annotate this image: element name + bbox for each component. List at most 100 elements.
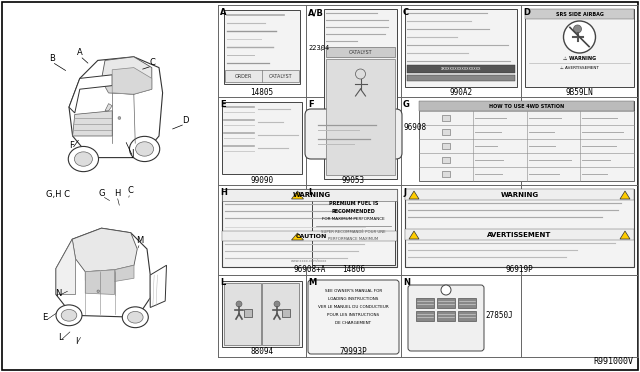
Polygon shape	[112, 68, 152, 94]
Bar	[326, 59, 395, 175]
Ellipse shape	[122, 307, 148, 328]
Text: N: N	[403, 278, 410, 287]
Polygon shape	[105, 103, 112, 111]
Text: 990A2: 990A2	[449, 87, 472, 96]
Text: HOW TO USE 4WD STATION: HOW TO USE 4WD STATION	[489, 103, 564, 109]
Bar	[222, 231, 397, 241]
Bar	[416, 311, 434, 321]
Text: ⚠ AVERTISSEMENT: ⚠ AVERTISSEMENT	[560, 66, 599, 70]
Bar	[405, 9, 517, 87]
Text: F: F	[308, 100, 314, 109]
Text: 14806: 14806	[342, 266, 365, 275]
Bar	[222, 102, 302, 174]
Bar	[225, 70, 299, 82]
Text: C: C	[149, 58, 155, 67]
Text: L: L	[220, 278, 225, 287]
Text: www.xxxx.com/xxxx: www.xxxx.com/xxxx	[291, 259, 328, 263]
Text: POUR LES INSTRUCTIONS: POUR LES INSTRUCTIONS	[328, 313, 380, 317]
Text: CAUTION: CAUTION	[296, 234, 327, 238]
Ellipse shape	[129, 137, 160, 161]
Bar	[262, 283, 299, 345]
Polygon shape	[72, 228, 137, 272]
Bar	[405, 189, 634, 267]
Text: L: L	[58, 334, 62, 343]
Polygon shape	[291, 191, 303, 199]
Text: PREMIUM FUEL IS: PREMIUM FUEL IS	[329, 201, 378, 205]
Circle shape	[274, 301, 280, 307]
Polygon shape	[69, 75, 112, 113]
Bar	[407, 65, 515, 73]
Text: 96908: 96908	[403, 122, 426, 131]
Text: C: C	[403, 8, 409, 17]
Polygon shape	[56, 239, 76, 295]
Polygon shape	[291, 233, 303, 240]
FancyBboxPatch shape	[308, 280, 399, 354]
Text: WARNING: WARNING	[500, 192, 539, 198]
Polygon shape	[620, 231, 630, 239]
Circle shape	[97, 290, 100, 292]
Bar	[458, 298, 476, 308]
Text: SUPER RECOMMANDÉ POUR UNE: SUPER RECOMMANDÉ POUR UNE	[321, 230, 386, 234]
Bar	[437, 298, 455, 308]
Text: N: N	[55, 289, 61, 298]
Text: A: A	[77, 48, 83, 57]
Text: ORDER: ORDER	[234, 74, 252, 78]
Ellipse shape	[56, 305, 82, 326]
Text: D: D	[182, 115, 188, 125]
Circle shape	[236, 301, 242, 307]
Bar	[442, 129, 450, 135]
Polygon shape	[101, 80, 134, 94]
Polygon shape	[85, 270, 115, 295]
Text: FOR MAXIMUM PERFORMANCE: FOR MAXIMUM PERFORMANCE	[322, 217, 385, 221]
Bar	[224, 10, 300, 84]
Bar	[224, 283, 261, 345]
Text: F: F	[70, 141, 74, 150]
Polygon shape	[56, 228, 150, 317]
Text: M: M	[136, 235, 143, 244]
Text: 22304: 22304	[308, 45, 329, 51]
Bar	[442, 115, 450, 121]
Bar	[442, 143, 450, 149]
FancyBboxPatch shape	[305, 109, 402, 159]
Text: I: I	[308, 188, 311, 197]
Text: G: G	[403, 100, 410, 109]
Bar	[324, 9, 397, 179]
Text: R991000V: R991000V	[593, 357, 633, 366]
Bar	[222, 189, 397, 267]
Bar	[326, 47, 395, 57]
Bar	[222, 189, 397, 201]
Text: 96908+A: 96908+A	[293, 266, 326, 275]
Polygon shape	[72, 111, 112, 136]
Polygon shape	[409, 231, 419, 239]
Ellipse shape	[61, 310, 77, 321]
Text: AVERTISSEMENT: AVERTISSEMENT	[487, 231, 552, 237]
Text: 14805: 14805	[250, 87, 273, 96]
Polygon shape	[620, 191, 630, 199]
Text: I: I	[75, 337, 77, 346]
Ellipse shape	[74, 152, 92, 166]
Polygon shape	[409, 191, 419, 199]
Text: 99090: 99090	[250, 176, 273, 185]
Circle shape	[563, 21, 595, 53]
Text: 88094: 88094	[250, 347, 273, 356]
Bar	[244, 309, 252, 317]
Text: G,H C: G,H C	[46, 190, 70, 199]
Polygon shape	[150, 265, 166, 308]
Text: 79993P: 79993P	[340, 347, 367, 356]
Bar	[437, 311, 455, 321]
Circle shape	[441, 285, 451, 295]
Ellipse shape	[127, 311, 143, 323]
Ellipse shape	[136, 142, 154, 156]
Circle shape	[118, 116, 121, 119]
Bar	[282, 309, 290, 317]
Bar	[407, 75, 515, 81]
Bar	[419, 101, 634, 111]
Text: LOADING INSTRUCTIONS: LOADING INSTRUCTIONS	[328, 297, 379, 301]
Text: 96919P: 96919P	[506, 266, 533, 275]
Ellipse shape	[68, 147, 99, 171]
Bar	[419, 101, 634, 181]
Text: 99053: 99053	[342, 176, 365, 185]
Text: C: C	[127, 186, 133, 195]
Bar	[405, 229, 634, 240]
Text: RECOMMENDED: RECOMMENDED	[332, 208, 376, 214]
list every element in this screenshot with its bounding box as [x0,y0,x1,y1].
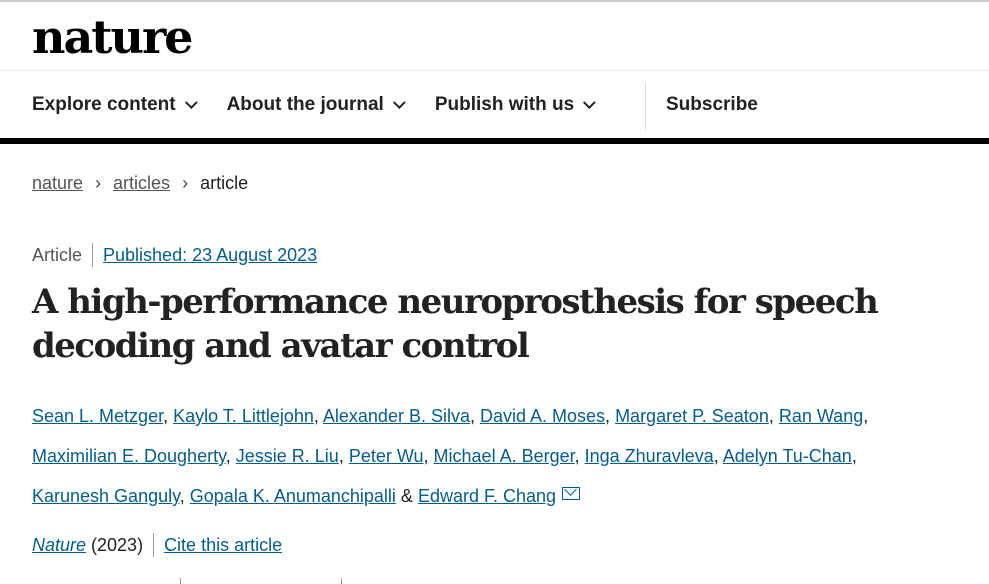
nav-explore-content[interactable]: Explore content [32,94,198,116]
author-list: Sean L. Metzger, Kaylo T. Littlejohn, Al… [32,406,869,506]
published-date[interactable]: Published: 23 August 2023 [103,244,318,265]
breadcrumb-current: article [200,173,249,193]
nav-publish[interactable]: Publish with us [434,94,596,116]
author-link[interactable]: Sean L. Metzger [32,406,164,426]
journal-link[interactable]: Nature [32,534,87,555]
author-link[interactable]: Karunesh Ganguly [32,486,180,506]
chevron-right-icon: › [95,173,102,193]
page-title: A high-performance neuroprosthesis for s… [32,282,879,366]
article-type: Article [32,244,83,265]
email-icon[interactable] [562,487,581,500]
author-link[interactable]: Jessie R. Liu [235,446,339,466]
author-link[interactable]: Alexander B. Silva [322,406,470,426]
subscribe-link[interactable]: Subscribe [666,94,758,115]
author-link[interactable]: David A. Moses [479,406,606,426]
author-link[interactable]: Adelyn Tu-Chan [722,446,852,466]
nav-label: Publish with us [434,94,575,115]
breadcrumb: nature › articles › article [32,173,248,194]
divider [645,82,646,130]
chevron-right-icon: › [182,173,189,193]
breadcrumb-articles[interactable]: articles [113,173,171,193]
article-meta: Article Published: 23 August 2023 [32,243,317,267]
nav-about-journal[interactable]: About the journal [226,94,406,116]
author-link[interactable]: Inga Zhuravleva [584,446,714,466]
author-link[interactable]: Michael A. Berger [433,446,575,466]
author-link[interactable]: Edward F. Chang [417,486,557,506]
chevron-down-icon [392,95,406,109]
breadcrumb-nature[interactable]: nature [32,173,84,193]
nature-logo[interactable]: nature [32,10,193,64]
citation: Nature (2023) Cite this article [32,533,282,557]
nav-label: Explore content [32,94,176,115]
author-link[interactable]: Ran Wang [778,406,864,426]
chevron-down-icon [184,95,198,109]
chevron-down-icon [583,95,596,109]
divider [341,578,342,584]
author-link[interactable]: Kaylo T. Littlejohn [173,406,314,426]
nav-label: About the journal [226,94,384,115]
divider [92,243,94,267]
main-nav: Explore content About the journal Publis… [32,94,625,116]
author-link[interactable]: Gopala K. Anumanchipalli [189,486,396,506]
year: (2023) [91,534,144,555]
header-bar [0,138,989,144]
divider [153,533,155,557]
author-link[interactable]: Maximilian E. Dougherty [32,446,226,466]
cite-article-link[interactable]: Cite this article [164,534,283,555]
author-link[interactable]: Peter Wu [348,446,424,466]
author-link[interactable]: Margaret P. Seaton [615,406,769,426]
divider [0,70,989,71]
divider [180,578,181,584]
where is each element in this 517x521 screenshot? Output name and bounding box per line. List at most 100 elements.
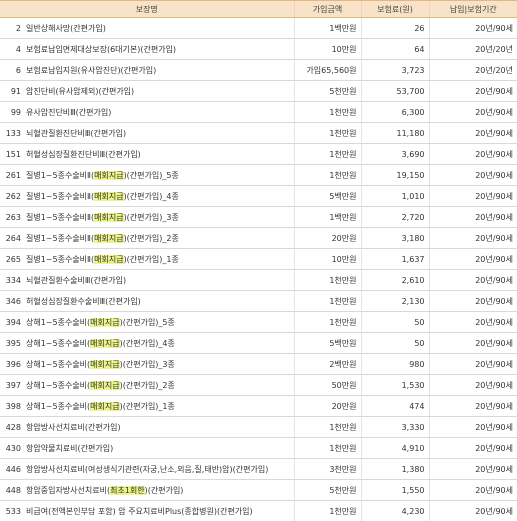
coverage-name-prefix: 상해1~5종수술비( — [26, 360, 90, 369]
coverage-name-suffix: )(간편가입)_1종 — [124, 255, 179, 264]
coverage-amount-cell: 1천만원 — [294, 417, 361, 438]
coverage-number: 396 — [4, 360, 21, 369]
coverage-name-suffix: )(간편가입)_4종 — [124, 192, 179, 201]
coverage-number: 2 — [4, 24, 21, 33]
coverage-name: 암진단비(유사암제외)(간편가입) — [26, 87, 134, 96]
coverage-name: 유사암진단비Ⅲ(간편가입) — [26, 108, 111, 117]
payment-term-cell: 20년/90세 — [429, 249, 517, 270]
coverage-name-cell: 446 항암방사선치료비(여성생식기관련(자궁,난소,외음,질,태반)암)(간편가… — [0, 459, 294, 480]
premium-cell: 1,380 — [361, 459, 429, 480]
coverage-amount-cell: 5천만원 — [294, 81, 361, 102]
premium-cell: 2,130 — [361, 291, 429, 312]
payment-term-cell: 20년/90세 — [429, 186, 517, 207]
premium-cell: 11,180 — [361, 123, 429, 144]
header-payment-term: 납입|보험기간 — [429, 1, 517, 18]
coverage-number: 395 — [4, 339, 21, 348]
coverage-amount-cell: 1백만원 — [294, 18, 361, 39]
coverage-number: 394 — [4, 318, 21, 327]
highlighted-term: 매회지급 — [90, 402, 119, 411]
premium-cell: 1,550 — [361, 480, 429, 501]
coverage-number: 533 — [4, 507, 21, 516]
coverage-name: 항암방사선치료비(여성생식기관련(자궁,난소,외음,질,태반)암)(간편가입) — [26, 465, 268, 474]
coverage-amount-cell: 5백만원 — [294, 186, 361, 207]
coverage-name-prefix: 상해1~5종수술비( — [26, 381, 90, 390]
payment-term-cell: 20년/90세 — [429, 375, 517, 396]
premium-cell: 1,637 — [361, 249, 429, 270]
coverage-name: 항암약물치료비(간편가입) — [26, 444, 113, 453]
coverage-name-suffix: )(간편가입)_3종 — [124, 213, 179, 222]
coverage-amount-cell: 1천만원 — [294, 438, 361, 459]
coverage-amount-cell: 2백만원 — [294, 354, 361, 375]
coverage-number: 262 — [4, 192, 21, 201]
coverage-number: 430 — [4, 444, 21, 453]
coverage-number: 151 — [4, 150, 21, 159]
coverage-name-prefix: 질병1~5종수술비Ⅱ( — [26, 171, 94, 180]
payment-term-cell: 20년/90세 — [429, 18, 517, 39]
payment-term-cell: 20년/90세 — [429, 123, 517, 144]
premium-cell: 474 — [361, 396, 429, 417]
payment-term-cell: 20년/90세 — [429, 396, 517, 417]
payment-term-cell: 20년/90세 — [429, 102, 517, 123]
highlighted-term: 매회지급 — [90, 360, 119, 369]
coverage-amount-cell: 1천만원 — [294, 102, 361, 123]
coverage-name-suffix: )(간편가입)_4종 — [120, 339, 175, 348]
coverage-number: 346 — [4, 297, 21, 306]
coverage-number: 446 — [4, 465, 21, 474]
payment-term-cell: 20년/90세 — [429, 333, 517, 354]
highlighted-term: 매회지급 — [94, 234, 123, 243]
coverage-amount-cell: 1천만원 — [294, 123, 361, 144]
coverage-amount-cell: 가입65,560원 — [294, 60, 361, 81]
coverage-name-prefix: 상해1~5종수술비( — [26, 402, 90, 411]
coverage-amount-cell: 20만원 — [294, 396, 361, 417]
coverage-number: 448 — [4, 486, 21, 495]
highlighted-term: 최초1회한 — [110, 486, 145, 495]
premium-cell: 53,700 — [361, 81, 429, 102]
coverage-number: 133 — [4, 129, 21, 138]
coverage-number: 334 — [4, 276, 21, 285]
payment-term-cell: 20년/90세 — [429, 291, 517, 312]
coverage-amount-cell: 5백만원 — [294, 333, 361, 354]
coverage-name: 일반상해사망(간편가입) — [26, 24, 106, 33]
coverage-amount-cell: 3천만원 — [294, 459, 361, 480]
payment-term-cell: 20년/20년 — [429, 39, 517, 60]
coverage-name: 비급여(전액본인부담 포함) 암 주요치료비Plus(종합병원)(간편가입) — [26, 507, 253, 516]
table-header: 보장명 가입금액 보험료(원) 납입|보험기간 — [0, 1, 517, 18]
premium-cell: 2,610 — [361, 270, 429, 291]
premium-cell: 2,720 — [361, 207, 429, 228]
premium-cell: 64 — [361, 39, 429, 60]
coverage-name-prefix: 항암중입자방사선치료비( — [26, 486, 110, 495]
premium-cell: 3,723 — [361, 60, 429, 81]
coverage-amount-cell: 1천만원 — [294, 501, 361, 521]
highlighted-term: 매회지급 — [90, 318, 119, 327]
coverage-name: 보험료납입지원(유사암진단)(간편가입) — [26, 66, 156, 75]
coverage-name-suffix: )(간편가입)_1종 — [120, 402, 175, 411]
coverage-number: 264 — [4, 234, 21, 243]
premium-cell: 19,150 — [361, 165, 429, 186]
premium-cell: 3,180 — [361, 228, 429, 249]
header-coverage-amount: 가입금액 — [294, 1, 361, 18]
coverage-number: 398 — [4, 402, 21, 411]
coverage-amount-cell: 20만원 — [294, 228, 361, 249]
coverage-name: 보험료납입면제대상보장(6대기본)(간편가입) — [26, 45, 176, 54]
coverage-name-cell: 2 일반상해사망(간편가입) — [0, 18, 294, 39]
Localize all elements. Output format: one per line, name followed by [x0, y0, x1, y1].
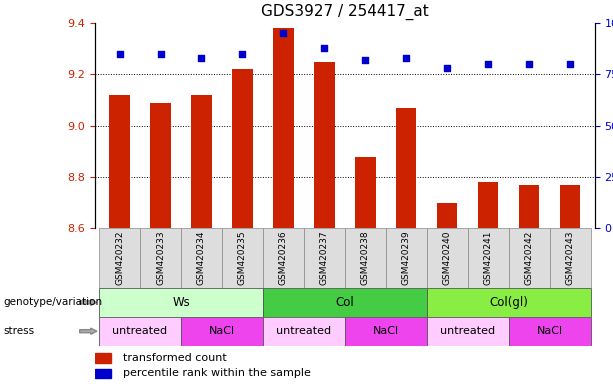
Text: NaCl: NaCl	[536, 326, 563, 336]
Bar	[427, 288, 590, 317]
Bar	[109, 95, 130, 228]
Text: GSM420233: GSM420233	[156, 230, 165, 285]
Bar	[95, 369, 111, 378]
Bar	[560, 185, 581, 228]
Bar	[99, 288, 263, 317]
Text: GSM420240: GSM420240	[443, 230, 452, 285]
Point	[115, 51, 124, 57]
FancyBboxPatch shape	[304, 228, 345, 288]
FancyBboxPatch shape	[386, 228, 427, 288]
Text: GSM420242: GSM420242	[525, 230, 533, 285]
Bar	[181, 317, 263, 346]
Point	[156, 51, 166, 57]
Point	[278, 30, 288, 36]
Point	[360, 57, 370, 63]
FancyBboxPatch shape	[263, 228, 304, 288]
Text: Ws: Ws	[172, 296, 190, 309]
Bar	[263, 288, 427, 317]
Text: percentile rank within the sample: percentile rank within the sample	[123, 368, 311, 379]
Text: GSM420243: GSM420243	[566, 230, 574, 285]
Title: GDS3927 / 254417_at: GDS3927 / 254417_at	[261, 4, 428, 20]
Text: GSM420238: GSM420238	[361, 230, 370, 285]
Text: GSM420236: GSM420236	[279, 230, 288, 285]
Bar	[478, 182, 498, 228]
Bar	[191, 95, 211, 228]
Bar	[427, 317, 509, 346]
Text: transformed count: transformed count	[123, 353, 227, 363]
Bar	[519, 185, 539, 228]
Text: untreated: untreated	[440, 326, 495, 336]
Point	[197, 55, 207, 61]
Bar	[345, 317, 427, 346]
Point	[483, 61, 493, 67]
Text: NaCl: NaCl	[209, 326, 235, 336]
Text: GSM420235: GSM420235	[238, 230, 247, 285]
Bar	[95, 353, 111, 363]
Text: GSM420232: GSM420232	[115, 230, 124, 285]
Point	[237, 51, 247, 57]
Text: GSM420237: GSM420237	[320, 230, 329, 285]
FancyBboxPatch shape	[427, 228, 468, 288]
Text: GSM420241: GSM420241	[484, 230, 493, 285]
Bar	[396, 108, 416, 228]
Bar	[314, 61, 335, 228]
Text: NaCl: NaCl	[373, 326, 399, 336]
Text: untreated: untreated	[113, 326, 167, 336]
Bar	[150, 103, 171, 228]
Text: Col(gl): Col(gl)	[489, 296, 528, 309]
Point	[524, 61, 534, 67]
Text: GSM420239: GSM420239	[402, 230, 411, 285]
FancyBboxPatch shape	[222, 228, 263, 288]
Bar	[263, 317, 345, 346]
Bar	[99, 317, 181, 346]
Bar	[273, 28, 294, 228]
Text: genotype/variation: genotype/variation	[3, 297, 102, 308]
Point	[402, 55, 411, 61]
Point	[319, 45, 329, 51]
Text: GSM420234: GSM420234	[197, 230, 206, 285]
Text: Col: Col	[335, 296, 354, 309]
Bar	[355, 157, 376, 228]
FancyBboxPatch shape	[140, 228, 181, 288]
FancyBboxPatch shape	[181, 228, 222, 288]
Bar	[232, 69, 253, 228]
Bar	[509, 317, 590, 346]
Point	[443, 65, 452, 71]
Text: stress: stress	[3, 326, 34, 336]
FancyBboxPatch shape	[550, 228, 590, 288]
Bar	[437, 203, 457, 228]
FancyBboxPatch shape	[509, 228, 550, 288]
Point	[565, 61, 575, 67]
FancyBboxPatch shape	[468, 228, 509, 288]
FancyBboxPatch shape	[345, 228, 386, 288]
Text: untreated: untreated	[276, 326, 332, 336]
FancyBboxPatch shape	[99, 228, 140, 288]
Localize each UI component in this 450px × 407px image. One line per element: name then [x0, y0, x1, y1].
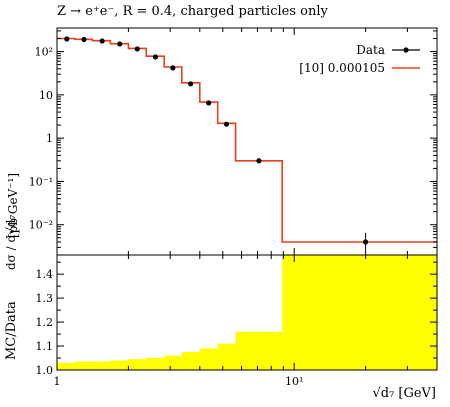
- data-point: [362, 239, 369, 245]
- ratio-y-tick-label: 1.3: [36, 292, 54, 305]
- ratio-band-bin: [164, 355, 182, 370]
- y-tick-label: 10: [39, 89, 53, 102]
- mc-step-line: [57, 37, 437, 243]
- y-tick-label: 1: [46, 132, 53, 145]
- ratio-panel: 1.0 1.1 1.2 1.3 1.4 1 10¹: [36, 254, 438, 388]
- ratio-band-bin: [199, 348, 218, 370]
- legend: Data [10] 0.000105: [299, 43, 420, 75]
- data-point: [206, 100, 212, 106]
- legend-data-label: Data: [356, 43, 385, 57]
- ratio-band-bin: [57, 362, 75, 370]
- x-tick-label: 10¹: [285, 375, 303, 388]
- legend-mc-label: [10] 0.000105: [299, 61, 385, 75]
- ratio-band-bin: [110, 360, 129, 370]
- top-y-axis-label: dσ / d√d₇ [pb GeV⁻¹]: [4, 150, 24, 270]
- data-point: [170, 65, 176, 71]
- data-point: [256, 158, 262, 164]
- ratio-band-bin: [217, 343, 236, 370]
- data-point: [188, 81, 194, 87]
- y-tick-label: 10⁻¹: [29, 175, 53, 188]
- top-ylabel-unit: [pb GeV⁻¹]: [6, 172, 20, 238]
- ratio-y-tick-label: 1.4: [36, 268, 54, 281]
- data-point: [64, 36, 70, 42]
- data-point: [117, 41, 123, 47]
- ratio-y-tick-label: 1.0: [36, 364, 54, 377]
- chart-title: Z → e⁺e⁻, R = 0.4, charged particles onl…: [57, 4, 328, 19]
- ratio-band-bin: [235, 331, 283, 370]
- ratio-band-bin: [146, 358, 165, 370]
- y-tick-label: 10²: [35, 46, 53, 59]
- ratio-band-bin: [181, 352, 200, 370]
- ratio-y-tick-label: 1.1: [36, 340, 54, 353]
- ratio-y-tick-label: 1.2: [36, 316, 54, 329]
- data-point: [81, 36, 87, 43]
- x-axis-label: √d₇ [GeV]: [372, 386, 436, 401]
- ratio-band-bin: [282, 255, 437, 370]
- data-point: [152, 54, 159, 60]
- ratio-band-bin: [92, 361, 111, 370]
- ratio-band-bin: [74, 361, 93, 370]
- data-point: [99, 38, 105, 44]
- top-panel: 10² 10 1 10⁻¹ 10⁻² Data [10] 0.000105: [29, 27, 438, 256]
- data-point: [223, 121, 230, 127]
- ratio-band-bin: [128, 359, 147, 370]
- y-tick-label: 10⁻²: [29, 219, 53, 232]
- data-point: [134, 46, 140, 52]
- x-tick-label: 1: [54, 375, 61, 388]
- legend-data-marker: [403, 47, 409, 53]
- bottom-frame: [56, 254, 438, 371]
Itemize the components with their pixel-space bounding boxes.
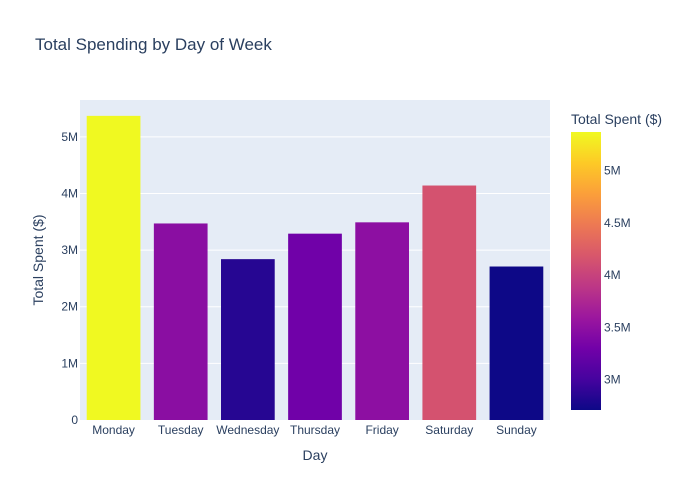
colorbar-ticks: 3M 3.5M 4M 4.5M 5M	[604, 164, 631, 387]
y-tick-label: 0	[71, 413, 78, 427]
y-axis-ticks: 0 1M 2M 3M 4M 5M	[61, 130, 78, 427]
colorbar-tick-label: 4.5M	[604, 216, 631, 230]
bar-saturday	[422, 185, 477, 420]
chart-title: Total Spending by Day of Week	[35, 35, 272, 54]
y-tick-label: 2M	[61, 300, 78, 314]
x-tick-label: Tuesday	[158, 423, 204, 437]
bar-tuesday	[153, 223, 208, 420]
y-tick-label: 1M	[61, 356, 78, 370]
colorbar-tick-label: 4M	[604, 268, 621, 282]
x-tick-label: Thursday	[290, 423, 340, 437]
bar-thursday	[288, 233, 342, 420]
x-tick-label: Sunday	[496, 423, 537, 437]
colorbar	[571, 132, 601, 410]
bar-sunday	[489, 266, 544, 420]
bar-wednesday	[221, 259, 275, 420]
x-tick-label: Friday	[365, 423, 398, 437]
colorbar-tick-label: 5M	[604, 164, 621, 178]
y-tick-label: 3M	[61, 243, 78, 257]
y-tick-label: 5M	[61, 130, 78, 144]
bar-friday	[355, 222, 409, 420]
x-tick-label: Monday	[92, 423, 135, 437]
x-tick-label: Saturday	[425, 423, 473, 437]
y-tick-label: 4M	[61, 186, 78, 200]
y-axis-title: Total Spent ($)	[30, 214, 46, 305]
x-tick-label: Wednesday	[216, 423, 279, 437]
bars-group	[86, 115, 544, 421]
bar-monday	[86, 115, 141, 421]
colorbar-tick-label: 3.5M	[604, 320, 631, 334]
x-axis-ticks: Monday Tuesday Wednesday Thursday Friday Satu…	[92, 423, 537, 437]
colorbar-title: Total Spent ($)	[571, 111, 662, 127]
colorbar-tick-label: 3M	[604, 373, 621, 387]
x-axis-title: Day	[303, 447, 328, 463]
========================
- **OBJECTIVE**:
Count the lines in the records that contain the word "content". Give only the number.

- **EXPECTED ANSWER**:
3